__Objective__
Rewrite the data below with every "candlestick" swapped for "candle", leaving everything else unchanged.

__Records for processing__
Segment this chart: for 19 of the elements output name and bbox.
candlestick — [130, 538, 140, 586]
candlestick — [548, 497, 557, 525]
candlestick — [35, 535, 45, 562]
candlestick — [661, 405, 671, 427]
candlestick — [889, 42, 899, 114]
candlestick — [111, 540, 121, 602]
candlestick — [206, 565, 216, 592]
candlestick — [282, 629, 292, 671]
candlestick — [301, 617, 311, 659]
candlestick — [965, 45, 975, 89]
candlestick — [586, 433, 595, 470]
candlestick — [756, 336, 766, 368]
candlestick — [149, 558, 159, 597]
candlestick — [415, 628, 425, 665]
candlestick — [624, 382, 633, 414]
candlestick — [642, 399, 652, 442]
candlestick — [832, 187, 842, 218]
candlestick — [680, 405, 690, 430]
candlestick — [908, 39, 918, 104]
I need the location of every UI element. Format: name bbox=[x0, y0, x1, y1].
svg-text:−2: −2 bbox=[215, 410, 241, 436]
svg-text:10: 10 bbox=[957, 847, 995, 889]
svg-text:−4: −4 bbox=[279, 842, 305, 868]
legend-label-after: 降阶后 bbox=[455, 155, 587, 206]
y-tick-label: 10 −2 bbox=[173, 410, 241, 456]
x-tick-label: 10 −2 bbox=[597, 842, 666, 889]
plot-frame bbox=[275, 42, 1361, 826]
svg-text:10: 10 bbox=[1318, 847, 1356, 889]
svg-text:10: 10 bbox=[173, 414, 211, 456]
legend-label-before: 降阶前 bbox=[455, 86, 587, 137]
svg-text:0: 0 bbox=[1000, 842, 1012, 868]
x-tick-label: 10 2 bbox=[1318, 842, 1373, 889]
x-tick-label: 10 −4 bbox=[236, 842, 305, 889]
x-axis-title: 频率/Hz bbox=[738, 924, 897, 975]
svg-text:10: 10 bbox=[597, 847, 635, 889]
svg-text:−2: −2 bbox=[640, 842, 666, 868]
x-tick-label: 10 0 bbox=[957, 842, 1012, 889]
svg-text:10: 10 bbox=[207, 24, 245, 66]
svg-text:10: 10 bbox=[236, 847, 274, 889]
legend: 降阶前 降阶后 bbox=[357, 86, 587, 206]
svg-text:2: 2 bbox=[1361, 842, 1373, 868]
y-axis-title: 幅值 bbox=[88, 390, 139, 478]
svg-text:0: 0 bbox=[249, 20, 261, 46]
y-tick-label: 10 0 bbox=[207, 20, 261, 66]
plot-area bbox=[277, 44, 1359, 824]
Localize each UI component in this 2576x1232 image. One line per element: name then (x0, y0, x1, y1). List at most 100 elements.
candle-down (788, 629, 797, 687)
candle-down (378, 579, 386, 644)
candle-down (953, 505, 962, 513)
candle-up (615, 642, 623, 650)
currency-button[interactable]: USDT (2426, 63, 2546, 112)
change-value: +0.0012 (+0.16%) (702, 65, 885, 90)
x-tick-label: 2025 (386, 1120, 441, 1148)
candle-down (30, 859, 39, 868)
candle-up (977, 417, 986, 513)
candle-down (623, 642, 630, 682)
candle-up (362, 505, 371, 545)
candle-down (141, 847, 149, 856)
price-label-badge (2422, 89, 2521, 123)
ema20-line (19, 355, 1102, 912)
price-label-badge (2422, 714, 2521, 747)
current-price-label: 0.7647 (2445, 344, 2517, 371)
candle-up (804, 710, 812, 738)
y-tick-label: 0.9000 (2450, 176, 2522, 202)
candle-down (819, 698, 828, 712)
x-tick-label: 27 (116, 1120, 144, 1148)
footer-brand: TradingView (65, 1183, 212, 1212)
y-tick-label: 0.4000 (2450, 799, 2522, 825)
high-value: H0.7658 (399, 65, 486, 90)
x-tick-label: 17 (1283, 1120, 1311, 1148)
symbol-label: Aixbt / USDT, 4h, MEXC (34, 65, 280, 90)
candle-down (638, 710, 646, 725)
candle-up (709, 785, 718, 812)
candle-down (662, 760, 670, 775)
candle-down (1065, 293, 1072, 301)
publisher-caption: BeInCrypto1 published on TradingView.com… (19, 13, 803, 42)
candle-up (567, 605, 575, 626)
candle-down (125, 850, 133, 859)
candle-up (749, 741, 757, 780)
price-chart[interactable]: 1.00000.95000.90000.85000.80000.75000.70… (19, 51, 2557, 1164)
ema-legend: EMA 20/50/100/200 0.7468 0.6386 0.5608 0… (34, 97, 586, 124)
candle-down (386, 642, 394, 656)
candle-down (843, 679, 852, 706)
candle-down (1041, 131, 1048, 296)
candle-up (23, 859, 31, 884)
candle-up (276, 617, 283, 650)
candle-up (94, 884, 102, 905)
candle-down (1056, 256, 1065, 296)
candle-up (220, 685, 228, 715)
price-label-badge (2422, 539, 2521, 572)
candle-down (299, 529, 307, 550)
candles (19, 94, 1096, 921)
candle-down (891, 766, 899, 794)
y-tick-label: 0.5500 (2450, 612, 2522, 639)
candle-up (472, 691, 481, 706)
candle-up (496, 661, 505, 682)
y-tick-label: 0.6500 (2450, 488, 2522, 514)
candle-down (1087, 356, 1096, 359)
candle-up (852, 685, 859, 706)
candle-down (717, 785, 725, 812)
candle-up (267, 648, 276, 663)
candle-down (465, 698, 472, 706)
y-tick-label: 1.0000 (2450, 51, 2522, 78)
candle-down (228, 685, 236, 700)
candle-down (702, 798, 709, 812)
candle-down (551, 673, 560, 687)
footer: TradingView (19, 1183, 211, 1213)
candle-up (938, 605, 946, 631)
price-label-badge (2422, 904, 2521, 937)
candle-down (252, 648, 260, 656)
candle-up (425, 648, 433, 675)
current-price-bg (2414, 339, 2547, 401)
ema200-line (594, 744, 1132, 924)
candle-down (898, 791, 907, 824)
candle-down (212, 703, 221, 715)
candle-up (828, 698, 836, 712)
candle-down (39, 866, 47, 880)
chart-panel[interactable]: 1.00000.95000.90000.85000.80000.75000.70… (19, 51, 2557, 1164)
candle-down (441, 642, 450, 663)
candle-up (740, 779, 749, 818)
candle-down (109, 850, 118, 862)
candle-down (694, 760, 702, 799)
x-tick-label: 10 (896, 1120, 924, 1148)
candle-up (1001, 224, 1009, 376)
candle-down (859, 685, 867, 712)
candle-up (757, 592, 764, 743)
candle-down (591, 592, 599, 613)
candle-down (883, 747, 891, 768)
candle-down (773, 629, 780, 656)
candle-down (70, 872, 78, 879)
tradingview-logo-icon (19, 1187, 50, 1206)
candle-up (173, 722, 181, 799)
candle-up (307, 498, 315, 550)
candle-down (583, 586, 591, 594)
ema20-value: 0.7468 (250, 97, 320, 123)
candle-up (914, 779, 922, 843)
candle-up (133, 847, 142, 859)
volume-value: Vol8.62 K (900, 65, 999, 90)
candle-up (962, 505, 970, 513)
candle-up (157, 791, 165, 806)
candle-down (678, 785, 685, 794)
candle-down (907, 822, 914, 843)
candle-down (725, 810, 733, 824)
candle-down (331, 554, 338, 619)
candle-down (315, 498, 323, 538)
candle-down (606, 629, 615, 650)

__Task solution__
Segment this chart: for 19 of the elements output name and bbox.
candle — [130, 538, 140, 586]
candle — [548, 497, 557, 525]
candle — [35, 535, 45, 562]
candle — [661, 405, 671, 427]
candle — [889, 42, 899, 114]
candle — [111, 540, 121, 602]
candle — [206, 565, 216, 592]
candle — [282, 629, 292, 671]
candle — [301, 617, 311, 659]
candle — [965, 45, 975, 89]
candle — [586, 433, 595, 470]
candle — [756, 336, 766, 368]
candle — [149, 558, 159, 597]
candle — [415, 628, 425, 665]
candle — [624, 382, 633, 414]
candle — [642, 399, 652, 442]
candle — [832, 187, 842, 218]
candle — [680, 405, 690, 430]
candle — [908, 39, 918, 104]
I need the location of every UI element. Format: name bbox=[x0, y0, x1, y1].
svg-text:−2: −2 bbox=[215, 410, 241, 436]
svg-text:10: 10 bbox=[957, 847, 995, 889]
svg-text:−4: −4 bbox=[279, 842, 305, 868]
legend-label-after: 降阶后 bbox=[455, 155, 587, 206]
y-tick-label: 10 −2 bbox=[173, 410, 241, 456]
x-tick-label: 10 −2 bbox=[597, 842, 666, 889]
plot-frame bbox=[275, 42, 1361, 826]
svg-text:10: 10 bbox=[1318, 847, 1356, 889]
svg-text:10: 10 bbox=[173, 414, 211, 456]
legend-label-before: 降阶前 bbox=[455, 86, 587, 137]
svg-text:0: 0 bbox=[1000, 842, 1012, 868]
x-tick-label: 10 2 bbox=[1318, 842, 1373, 889]
x-tick-label: 10 −4 bbox=[236, 842, 305, 889]
x-axis-title: 频率/Hz bbox=[738, 924, 897, 975]
svg-text:10: 10 bbox=[597, 847, 635, 889]
svg-text:−2: −2 bbox=[640, 842, 666, 868]
x-tick-label: 10 0 bbox=[957, 842, 1012, 889]
svg-text:10: 10 bbox=[207, 24, 245, 66]
svg-text:10: 10 bbox=[236, 847, 274, 889]
legend: 降阶前 降阶后 bbox=[357, 86, 587, 206]
svg-text:2: 2 bbox=[1361, 842, 1373, 868]
y-axis-title: 幅值 bbox=[88, 390, 139, 478]
svg-text:0: 0 bbox=[249, 20, 261, 46]
y-tick-label: 10 0 bbox=[207, 20, 261, 66]
plot-area bbox=[277, 44, 1359, 824]
Localize each UI component in this 2576x1232 image. One line per element: name then (x0, y0, x1, y1). List at most 100 elements.
candle-down (788, 629, 797, 687)
candle-down (378, 579, 386, 644)
candle-down (953, 505, 962, 513)
candle-up (615, 642, 623, 650)
currency-button[interactable]: USDT (2426, 63, 2546, 112)
change-value: +0.0012 (+0.16%) (702, 65, 885, 90)
x-tick-label: 2025 (386, 1120, 441, 1148)
candle-down (30, 859, 39, 868)
candle-up (977, 417, 986, 513)
candle-down (623, 642, 630, 682)
candle-up (362, 505, 371, 545)
candle-down (141, 847, 149, 856)
price-label-badge (2422, 89, 2521, 123)
ema20-line (19, 355, 1102, 912)
price-label-badge (2422, 714, 2521, 747)
current-price-label: 0.7647 (2445, 344, 2517, 371)
candle-up (804, 710, 812, 738)
y-tick-label: 0.9000 (2450, 176, 2522, 202)
candle-down (819, 698, 828, 712)
x-tick-label: 27 (116, 1120, 144, 1148)
footer-brand: TradingView (65, 1183, 212, 1212)
y-tick-label: 0.4000 (2450, 799, 2522, 825)
high-value: H0.7658 (399, 65, 486, 90)
x-tick-label: 17 (1283, 1120, 1311, 1148)
symbol-label: Aixbt / USDT, 4h, MEXC (34, 65, 280, 90)
candle-down (638, 710, 646, 725)
candle-up (709, 785, 718, 812)
candle-down (662, 760, 670, 775)
candle-down (1065, 293, 1072, 301)
publisher-caption: BeInCrypto1 published on TradingView.com… (19, 13, 803, 42)
candle-up (567, 605, 575, 626)
candle-down (125, 850, 133, 859)
candle-up (749, 741, 757, 780)
price-chart[interactable]: 1.00000.95000.90000.85000.80000.75000.70… (19, 51, 2557, 1164)
ema-legend: EMA 20/50/100/200 0.7468 0.6386 0.5608 0… (34, 97, 586, 124)
candle-down (386, 642, 394, 656)
candle-down (843, 679, 852, 706)
candle-down (1041, 131, 1048, 296)
candle-up (23, 859, 31, 884)
candle-up (276, 617, 283, 650)
candle-up (94, 884, 102, 905)
candle-down (1056, 256, 1065, 296)
candle-up (220, 685, 228, 715)
price-label-badge (2422, 539, 2521, 572)
candle-down (299, 529, 307, 550)
candles (19, 94, 1096, 921)
candle-down (891, 766, 899, 794)
y-tick-label: 0.5500 (2450, 612, 2522, 639)
candle-up (472, 691, 481, 706)
candle-up (496, 661, 505, 682)
y-tick-label: 0.6500 (2450, 488, 2522, 514)
candle-down (1087, 356, 1096, 359)
candle-up (852, 685, 859, 706)
candle-down (717, 785, 725, 812)
candle-up (267, 648, 276, 663)
candle-down (465, 698, 472, 706)
y-tick-label: 1.0000 (2450, 51, 2522, 78)
candle-down (228, 685, 236, 700)
candle-down (702, 798, 709, 812)
candle-down (551, 673, 560, 687)
footer: TradingView (19, 1183, 211, 1213)
candle-up (938, 605, 946, 631)
price-label-badge (2422, 904, 2521, 937)
candle-down (252, 648, 260, 656)
candle-up (425, 648, 433, 675)
current-price-bg (2414, 339, 2547, 401)
ema200-line (594, 744, 1132, 924)
candle-down (898, 791, 907, 824)
candle-down (212, 703, 221, 715)
candle-up (828, 698, 836, 712)
candle-down (39, 866, 47, 880)
chart-panel[interactable]: 1.00000.95000.90000.85000.80000.75000.70… (19, 51, 2557, 1164)
candle-down (441, 642, 450, 663)
candle-up (740, 779, 749, 818)
candle-down (109, 850, 118, 862)
candle-down (694, 760, 702, 799)
x-tick-label: 10 (896, 1120, 924, 1148)
candle-up (1001, 224, 1009, 376)
candle-down (859, 685, 867, 712)
candle-up (757, 592, 764, 743)
candle-down (591, 592, 599, 613)
candle-down (883, 747, 891, 768)
candle-down (773, 629, 780, 656)
candle-down (70, 872, 78, 879)
tradingview-logo-icon (19, 1187, 50, 1206)
candle-up (173, 722, 181, 799)
candle-up (307, 498, 315, 550)
candle-down (583, 586, 591, 594)
ema20-value: 0.7468 (250, 97, 320, 123)
candle-up (914, 779, 922, 843)
candle-up (133, 847, 142, 859)
volume-value: Vol8.62 K (900, 65, 999, 90)
candle-up (962, 505, 970, 513)
candle-up (157, 791, 165, 806)
candle-down (678, 785, 685, 794)
candle-down (907, 822, 914, 843)
candle-down (725, 810, 733, 824)
candle-down (331, 554, 338, 619)
candle-down (315, 498, 323, 538)
candle-down (606, 629, 615, 650)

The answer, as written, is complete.